**Task instructions**
Below are entries. Pull out all lines containing "zeroing".

** Begin Data supplied **

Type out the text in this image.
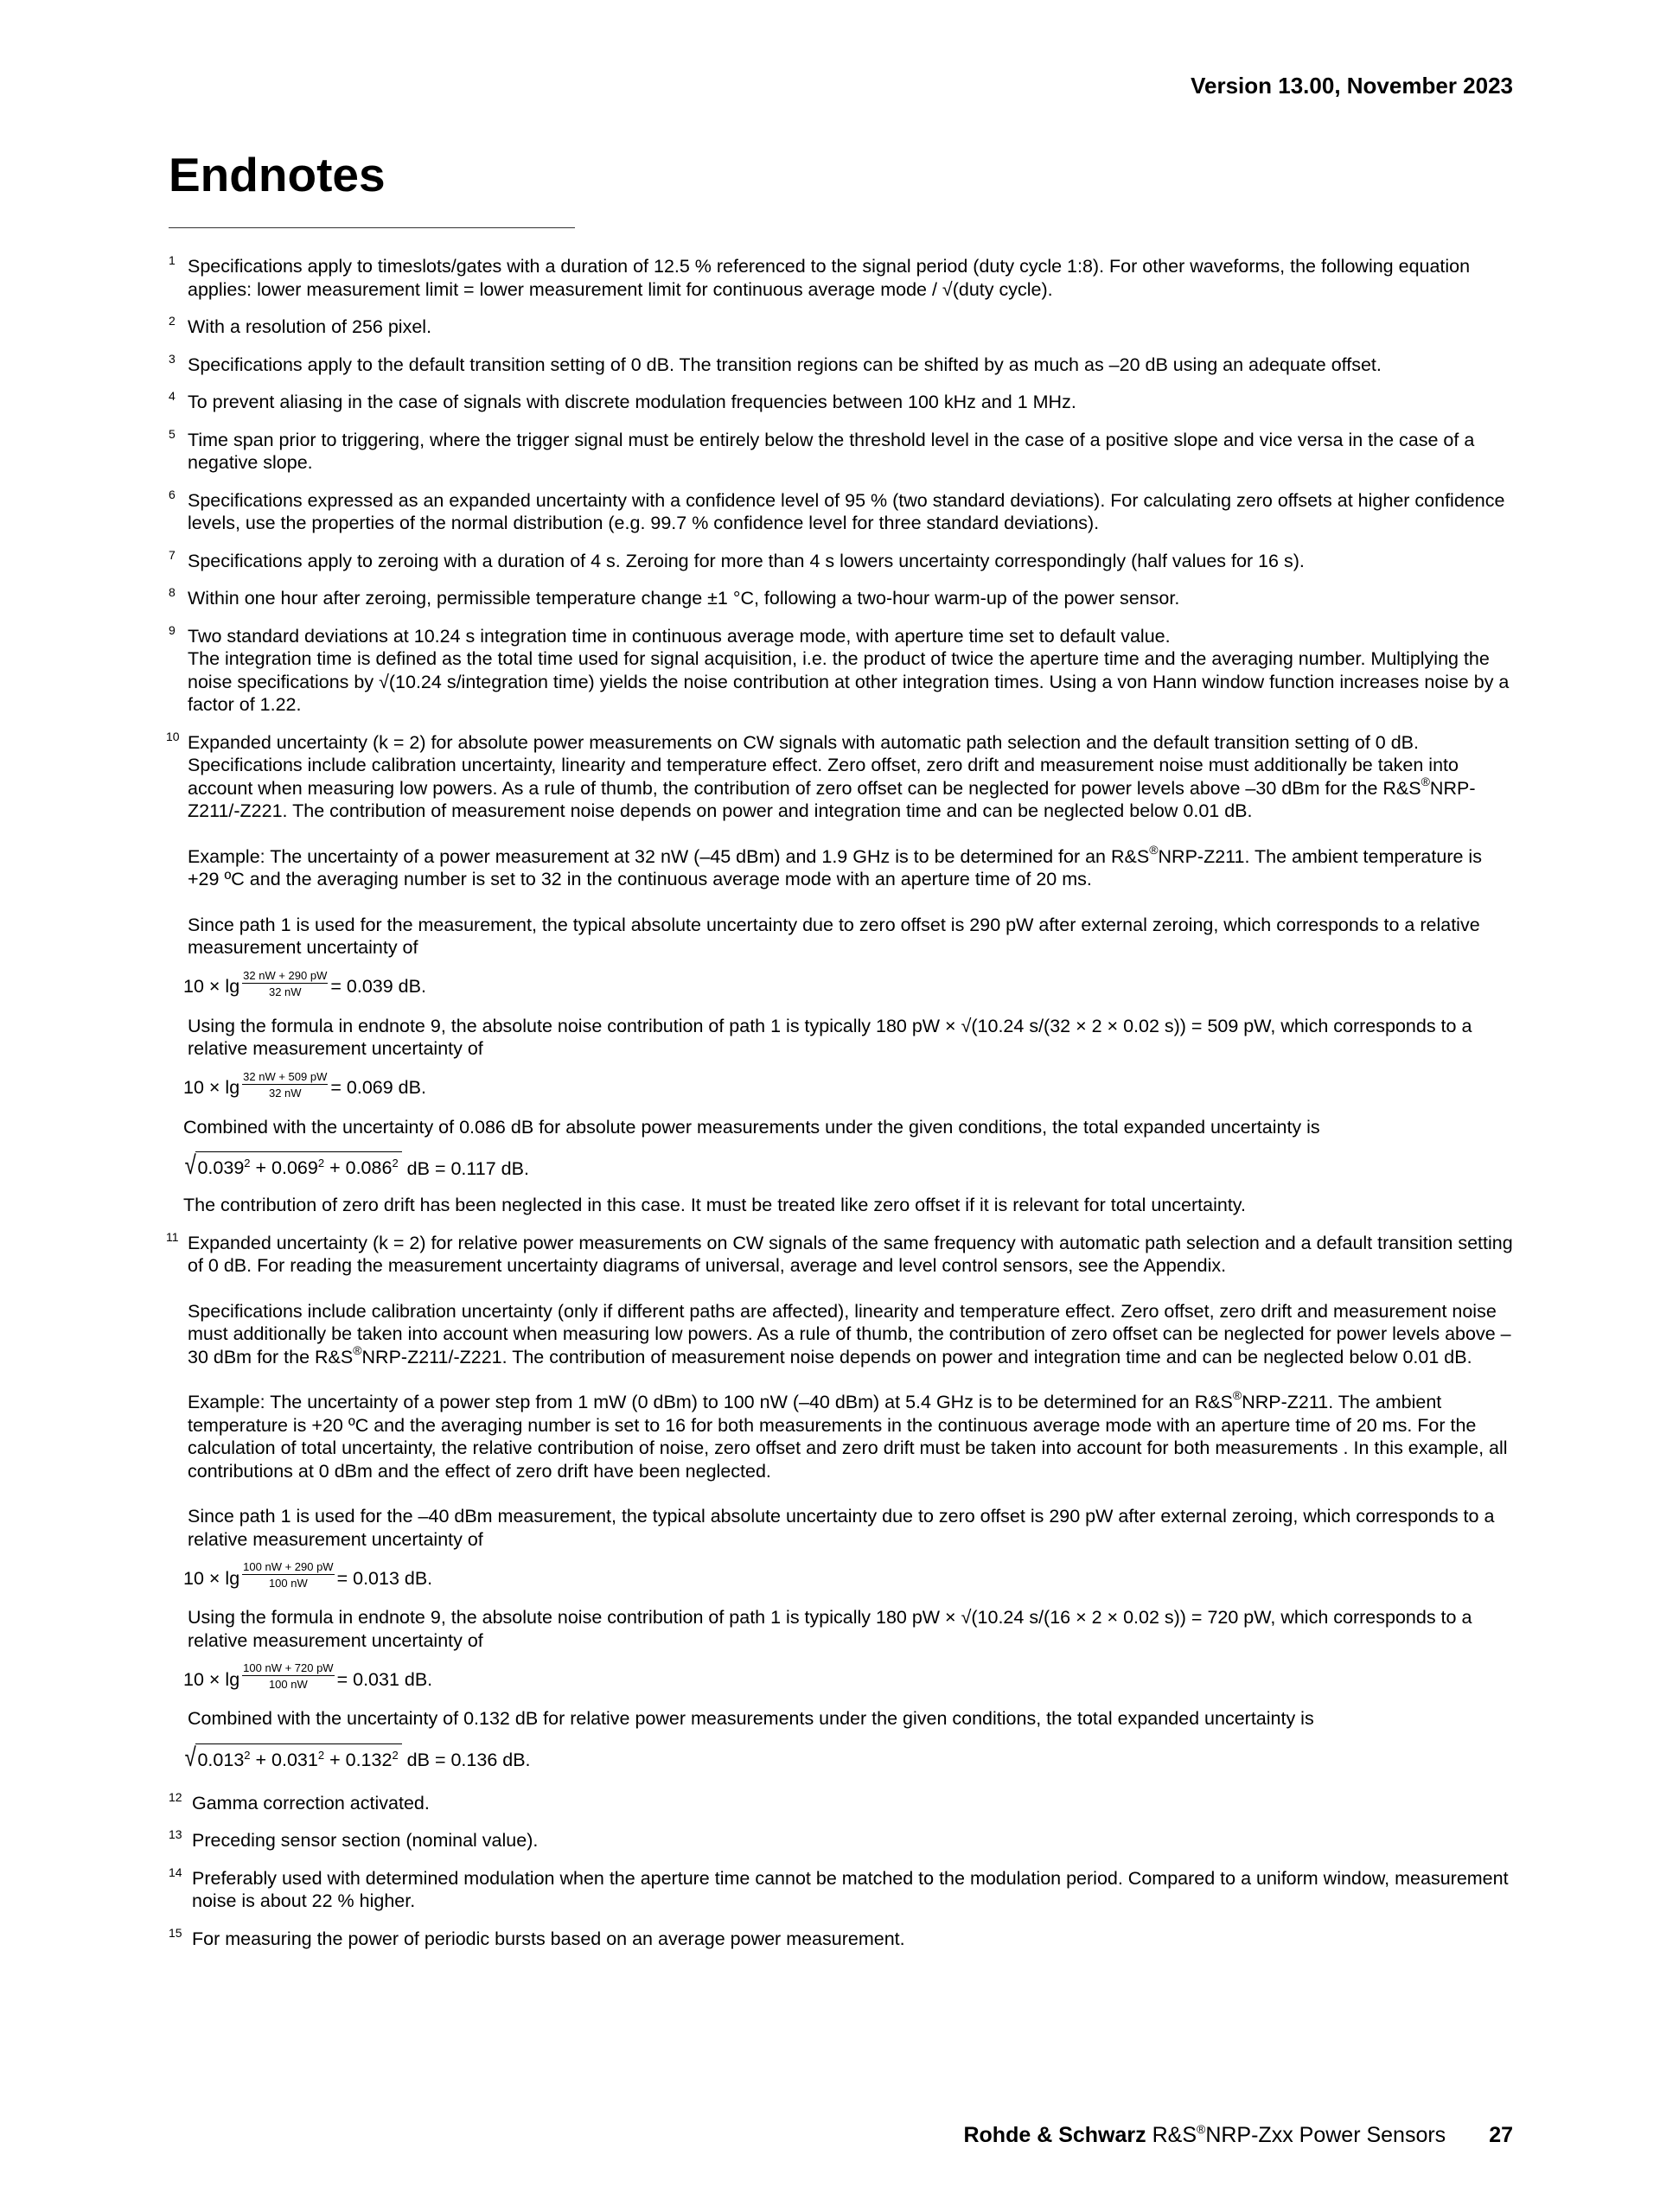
Version 13.00, November 2023
Endnotes
1 Specifications apply to timeslots/gates with a duration of 12.5 % referenced to the signal period (duty cycle 1:8). For other waveforms, the following equation applies: lower measurement limit = lower measurement limit for continuous average mode / √(duty cycle).
2 With a resolution of 256 pixel.
3 Specifications apply to the default transition setting of 0 dB. The transition regions can be shifted by as much as –20 dB using an adequate offset.
4 To prevent aliasing in the case of signals with discrete modulation frequencies between 100 kHz and 1 MHz.
5 Time span prior to triggering, where the trigger signal must be entirely below the threshold level in the case of a positive slope and vice versa in the case of a negative slope.
6 Specifications expressed as an expanded uncertainty with a confidence level of 95 % (two standard deviations). For calculating zero offsets at higher confidence levels, use the properties of the normal distribution (e.g. 99.7 % confidence level for three standard deviations).
7 Specifications apply to zeroing with a duration of 4 s. Zeroing for more than 4 s lowers uncertainty correspondingly (half values for 16 s).
8 Within one hour after zeroing, permissible temperature change ±1 °C, following a two-hour warm-up of the power sensor.
9 Two standard deviations at 10.24 s integration time in continuous average mode, with aperture time set to default value.
The integration time is defined as the total time used for signal acquisition, i.e. the product of twice the aperture time and the averaging number. Multiplying the noise specifications by √(10.24 s/integration time) yields the noise contribution at other integration times. Using a von Hann window function increases noise by a factor of 1.22.
10 Expanded uncertainty (k = 2) for absolute power measurements on CW signals with automatic path selection and the default transition setting of 0 dB. Specifications include calibration uncertainty, linearity and temperature effect. Zero offset, zero drift and measurement noise must additionally be taken into account when measuring low powers. As a rule of thumb, the contribution of zero offset can be neglected for power levels above –30 dBm for the R&S®NRP-Z211/-Z221. The contribution of measurement noise depends on power and integration time and can be neglected below 0.01 dB.
Example: The uncertainty of a power measurement at 32 nW (–45 dBm) and 1.9 GHz is to be determined for an R&S®NRP-Z211. The ambient temperature is +29 ºC and the averaging number is set to 32 in the continuous average mode with an aperture time of 20 ms.
Since path 1 is used for the measurement, the typical absolute uncertainty due to zero offset is 290 pW after external zeroing, which corresponds to a relative measurement uncertainty of
$10 \times \lg \frac{32 nW + 290 pW}{32 nW} = 0.039$ dB.
Using the formula in endnote 9, the absolute noise contribution of path 1 is typically 180 pW × √(10.24 s/(32 × 2 × 0.02 s)) = 509 pW, which corresponds to a relative measurement uncertainty of
$10 \times \lg \frac{32 nW + 509 pW}{32 nW} = 0.069$ dB.
Combined with the uncertainty of 0.086 dB for absolute power measurements under the given conditions, the total expanded uncertainty is
√ $0.039^2 + 0.069^2 + 0.086^2$ dB = 0.117 dB.
The contribution of zero drift has been neglected in this case. It must be treated like zero offset if it is relevant for total uncertainty.
11 Expanded uncertainty (k = 2) for relative power measurements on CW signals of the same frequency with automatic path selection and a default transition setting of 0 dB. For reading the measurement uncertainty diagrams of universal, average and level control sensors, see the Appendix.
Specifications include calibration uncertainty (only if different paths are affected), linearity and temperature effect. Zero offset, zero drift and measurement noise must additionally be taken into account when measuring low powers. As a rule of thumb, the contribution of zero offset can be neglected for power levels above –30 dBm for the R&S®NRP-Z211/-Z221. The contribution of measurement noise depends on power and integration time and can be neglected below 0.01 dB.
Example: The uncertainty of a power step from 1 mW (0 dBm) to 100 nW (–40 dBm) at 5.4 GHz is to be determined for an R&S®NRP-Z211. The ambient temperature is +20 ºC and the averaging number is set to 16 for both measurements in the continuous average mode with an aperture time of 20 ms. For the calculation of total uncertainty, the relative contribution of noise, zero offset and zero drift must be taken into account for both measurements . In this example, all contributions at 0 dBm and the effect of zero drift have been neglected.
Since path 1 is used for the –40 dBm measurement, the typical absolute uncertainty due to zero offset is 290 pW after external zeroing, which corresponds to a relative measurement uncertainty of
$10 \times \lg \frac{100 nW + 290 pW}{100 nW} = 0.013$ dB.
Using the formula in endnote 9, the absolute noise contribution of path 1 is typically 180 pW × √(10.24 s/(16 × 2 × 0.02 s)) = 720 pW, which corresponds to a relative measurement uncertainty of
$10 \times \lg \frac{100 nW + 720 pW}{100 nW} = 0.031$ dB.
Combined with the uncertainty of 0.132 dB for relative power measurements under the given conditions, the total expanded uncertainty is
√ $0.013^2 + 0.031^2 + 0.132^2$ dB = 0.136 dB.
12 Gamma correction activated.
13 Preceding sensor section (nominal value).
14 Preferably used with determined modulation when the aperture time cannot be matched to the modulation period. Compared to a uniform window, measurement noise is about 22 % higher.
15 For measuring the power of periodic bursts based on an average power measurement.
Rohde & Schwarz R&S®NRP-Zxx Power Sensors 27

** End Data supplied **

**Exercise answer**
7 Specifications apply to zeroing with a duration of 4 s. Zeroing for more than 4 s lowers uncertainty correspondingly (half values for 16 s).
8 Within one hour after zeroing, permissible temperature change ±1 °C, following a two-hour warm-up of the power sensor.
Since path 1 is used for the measurement, the typical absolute uncertainty due to zero offset is 290 pW after external zeroing, which corresponds to a relative measurement uncertainty of
Since path 1 is used for the –40 dBm measurement, the typical absolute uncertainty due to zero offset is 290 pW after external zeroing, which corresponds to a relative measurement uncertainty of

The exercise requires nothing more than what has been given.